SET TASK:
Lay out every line of the data below as a Markdown table with the columns "Row" and "Entry," numbering each row and skipping blank lines. Leave the pictures out of your answer.

DATASET RECORDS:
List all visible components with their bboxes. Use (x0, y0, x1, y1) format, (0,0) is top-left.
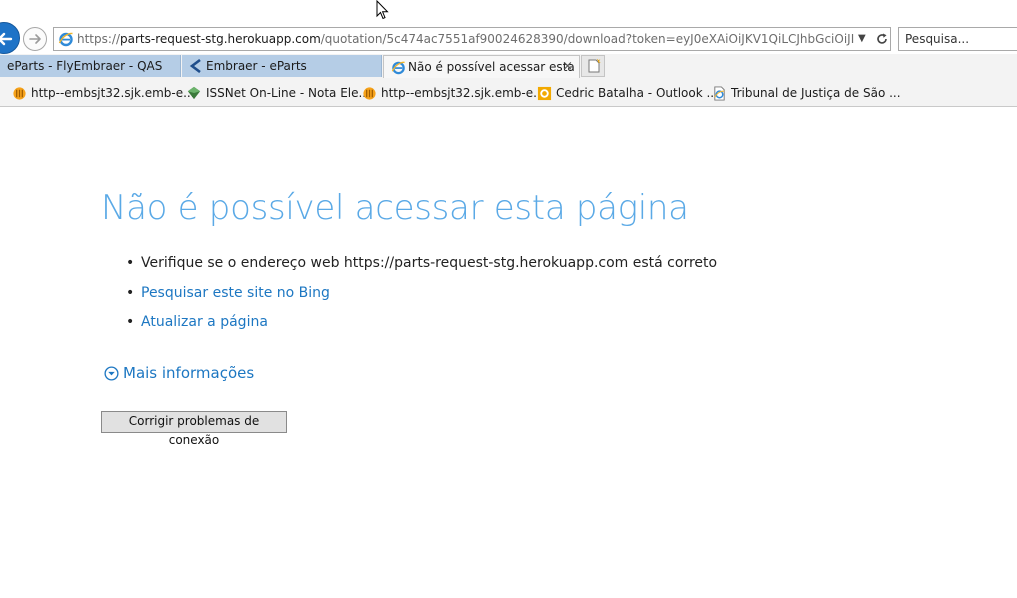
bullet: • (126, 255, 135, 271)
url-prefix: https:// (77, 32, 121, 46)
new-tab-icon (588, 58, 601, 73)
tab-embraer-eparts[interactable]: Embraer - eParts (182, 55, 382, 77)
back-button[interactable] (0, 22, 20, 54)
close-tab-icon[interactable]: × (562, 56, 573, 78)
search-bing-link[interactable]: Pesquisar este site no Bing (141, 283, 330, 303)
browser-chrome: https://parts-request-stg.herokuapp.com/… (0, 0, 1017, 107)
tab-eparts-flyembraer[interactable]: eParts - FlyEmbraer - QAS (0, 55, 181, 77)
url-host: parts-request-stg.herokuapp.com (120, 32, 321, 46)
forward-arrow-icon (29, 34, 41, 44)
refresh-icon[interactable] (874, 31, 890, 47)
chevron-down-circle-icon (104, 366, 119, 381)
error-page: Não é possível acessar esta página • Ver… (0, 108, 1017, 598)
ie-page-icon (714, 86, 725, 101)
url-path: /quotation/5c474ac7551af90024628390/down… (320, 32, 855, 46)
address-dropdown-icon[interactable]: ▼ (858, 33, 866, 44)
new-tab-button[interactable] (581, 55, 605, 77)
favorite-label: Tribunal de Justiça de São ... (731, 86, 901, 100)
embraer-logo-icon (189, 59, 201, 73)
mouse-cursor-icon (376, 0, 389, 20)
bullet: • (126, 314, 135, 330)
tab-label: Embraer - eParts (206, 59, 307, 73)
page-title: Não é possível acessar esta página (101, 188, 689, 228)
back-arrow-icon (0, 32, 13, 46)
favorite-label: Cedric Batalha - Outlook ... (556, 86, 718, 100)
bullet: • (126, 284, 135, 301)
favorites-bar: http--embsjt32.sjk.emb-e... ISSNet On-Li… (0, 80, 1017, 106)
check-address-text: Verifique se o endereço web https://part… (141, 255, 718, 271)
more-info-label: Mais informações (123, 364, 255, 382)
ie-rings-icon (13, 87, 26, 100)
outlook-icon (537, 86, 552, 101)
search-box[interactable] (898, 27, 1017, 51)
green-gem-icon (187, 86, 201, 100)
tab-label: Não é possível acessar esta ... (408, 60, 580, 74)
address-bar[interactable]: https://parts-request-stg.herokuapp.com/… (53, 27, 891, 51)
search-input[interactable] (905, 29, 1015, 49)
ie-rings-icon (363, 87, 376, 100)
favorite-label: http--embsjt32.sjk.emb-e... (31, 86, 195, 100)
forward-button[interactable] (23, 27, 47, 51)
refresh-page-link[interactable]: Atualizar a página (141, 312, 268, 332)
address-url[interactable]: https://parts-request-stg.herokuapp.com/… (77, 32, 855, 46)
internet-explorer-icon (58, 32, 73, 47)
tab-error-page[interactable]: Não é possível acessar esta ... × (383, 55, 580, 78)
navigation-bar: https://parts-request-stg.herokuapp.com/… (0, 0, 1017, 54)
favorite-label: http--embsjt32.sjk.emb-e... (381, 86, 545, 100)
favorite-label: ISSNet On-Line - Nota Ele... (206, 86, 370, 100)
tab-strip: eParts - FlyEmbraer - QAS Embraer - ePar… (0, 55, 1017, 78)
internet-explorer-icon (391, 61, 405, 75)
fix-connection-button[interactable]: Corrigir problemas de conexão (101, 411, 287, 447)
tab-label: eParts - FlyEmbraer - QAS (7, 59, 163, 73)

WRITTEN SOLUTION:
| Row | Entry |
|---|---|
| 1 | List all visible components with their bboxes. Use (x0, y0, x1, y1) format, (0,0) is top-left. |
| 2 | bullet: • (126, 255, 135, 271) |
| 3 | url-prefix: https:// (77, 32, 121, 46) |
| 4 | new-tab-icon (588, 58, 601, 73) |
| 5 | tab-embraer-eparts[interactable]: Embraer - eParts (182, 55, 382, 77) |
| 6 | back-button[interactable] (0, 22, 20, 54) |
| 7 | close-tab-icon[interactable]: × (562, 56, 573, 78) |
| 8 | search-bing-link[interactable]: Pesquisar este site no Bing (141, 283, 330, 303) |
| 9 | browser-chrome: https://parts-request-stg.herokuapp.com/… (0, 0, 1017, 107) |
| 10 | tab-eparts-flyembraer[interactable]: eParts - FlyEmbraer - QAS (0, 55, 181, 77) |
| 11 | url-host: parts-request-stg.herokuapp.com (120, 32, 321, 46) |
| 12 | forward-arrow-icon (29, 34, 41, 44) |
| 13 | refresh-icon[interactable] (874, 31, 890, 47) |
| 14 | chevron-down-circle-icon (104, 366, 119, 381) |
| 15 | error-page: Não é possível acessar esta página • Ver… (0, 108, 1017, 598) |
| 16 | ie-page-icon (714, 86, 725, 101) |
| 17 | url-path: /quotation/5c474ac7551af90024628390/down… (320, 32, 855, 46) |
| 18 | address-dropdown-icon[interactable]: ▼ (858, 33, 866, 44) |
| 19 | new-tab-button[interactable] (581, 55, 605, 77) |
| 20 | favorite-label: Tribunal de Justiça de São ... (731, 86, 901, 100) |
| 21 | embraer-logo-icon (189, 59, 201, 73) |
| 22 | mouse-cursor-icon (376, 0, 389, 20) |
| 23 | bullet: • (126, 314, 135, 330) |
| 24 | tab-label: Embraer - eParts (206, 59, 307, 73) |
| 25 | page-title: Não é possível acessar esta página (101, 188, 689, 228) |
| 26 | back-arrow-icon (0, 32, 13, 46) |
| 27 | favorite-label: Cedric Batalha - Outlook ... (556, 86, 718, 100) |
| 28 | bullet: • (126, 284, 135, 301) |
| 29 | favorites-bar: http--embsjt32.sjk.emb-e... ISSNet On-Li… (0, 80, 1017, 106) |
| 30 | check-address-text: Verifique se o endereço web https://part… (141, 255, 718, 271) |
| 31 | more-info-label: Mais informações (123, 364, 255, 382) |
| 32 | ie-rings-icon (13, 87, 26, 100) |
| 33 | outlook-icon (537, 86, 552, 101) |
| 34 | search-box[interactable] (898, 27, 1017, 51) |
| 35 | green-gem-icon (187, 86, 201, 100) |
| 36 | tab-label: Não é possível acessar esta ... (408, 60, 580, 74) |
| 37 | address-bar[interactable]: https://parts-request-stg.herokuapp.com/… (53, 27, 891, 51) |
| 38 | search-input[interactable] (905, 29, 1015, 49) |
| 39 | ie-rings-icon (363, 87, 376, 100) |
| 40 | favorite-label: http--embsjt32.sjk.emb-e... (31, 86, 195, 100) |
| 41 | forward-button[interactable] (23, 27, 47, 51) |
| 42 | refresh-page-link[interactable]: Atualizar a página (141, 312, 268, 332) |
| 43 | address-url[interactable]: https://parts-request-stg.herokuapp.com/… (77, 32, 855, 46) |
| 44 | internet-explorer-icon (58, 32, 73, 47) |
| 45 | tab-error-page[interactable]: Não é possível acessar esta ... × (383, 55, 580, 78) |
| 46 | navigation-bar: https://parts-request-stg.herokuapp.com/… (0, 0, 1017, 54) |
| 47 | favorite-label: http--embsjt32.sjk.emb-e... (381, 86, 545, 100) |
| 48 | favorite-label: ISSNet On-Line - Nota Ele... (206, 86, 370, 100) |
| 49 | tab-strip: eParts - FlyEmbraer - QAS Embraer - ePar… (0, 55, 1017, 78) |
| 50 | internet-explorer-icon (391, 61, 405, 75) |
| 51 | fix-connection-button[interactable]: Corrigir problemas de conexão (101, 411, 287, 447) |
| 52 | tab-label: eParts - FlyEmbraer - QAS (7, 59, 163, 73) |